Short exercise →
Return every line of the data below that includes the string "alpacaa".

Provided records →
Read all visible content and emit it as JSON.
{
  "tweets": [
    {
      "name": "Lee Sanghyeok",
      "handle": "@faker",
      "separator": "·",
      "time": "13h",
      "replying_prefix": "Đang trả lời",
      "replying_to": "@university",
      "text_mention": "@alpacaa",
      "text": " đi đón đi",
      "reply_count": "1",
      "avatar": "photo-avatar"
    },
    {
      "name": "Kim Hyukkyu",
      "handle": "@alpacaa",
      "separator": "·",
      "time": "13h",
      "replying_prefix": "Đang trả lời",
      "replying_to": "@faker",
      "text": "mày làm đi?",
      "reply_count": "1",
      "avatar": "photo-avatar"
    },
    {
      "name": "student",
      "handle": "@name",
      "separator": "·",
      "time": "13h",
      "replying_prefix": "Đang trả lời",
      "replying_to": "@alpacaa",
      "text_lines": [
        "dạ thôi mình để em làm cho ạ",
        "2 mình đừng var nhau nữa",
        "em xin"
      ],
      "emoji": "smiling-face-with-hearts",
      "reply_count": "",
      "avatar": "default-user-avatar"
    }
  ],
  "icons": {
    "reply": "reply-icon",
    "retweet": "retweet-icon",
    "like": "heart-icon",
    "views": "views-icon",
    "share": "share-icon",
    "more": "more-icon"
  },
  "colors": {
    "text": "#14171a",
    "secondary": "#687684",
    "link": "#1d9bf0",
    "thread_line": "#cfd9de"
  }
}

Problem solution →
      "text_mention": "@alpacaa",
      "handle": "@alpacaa",
      "replying_to": "@alpacaa",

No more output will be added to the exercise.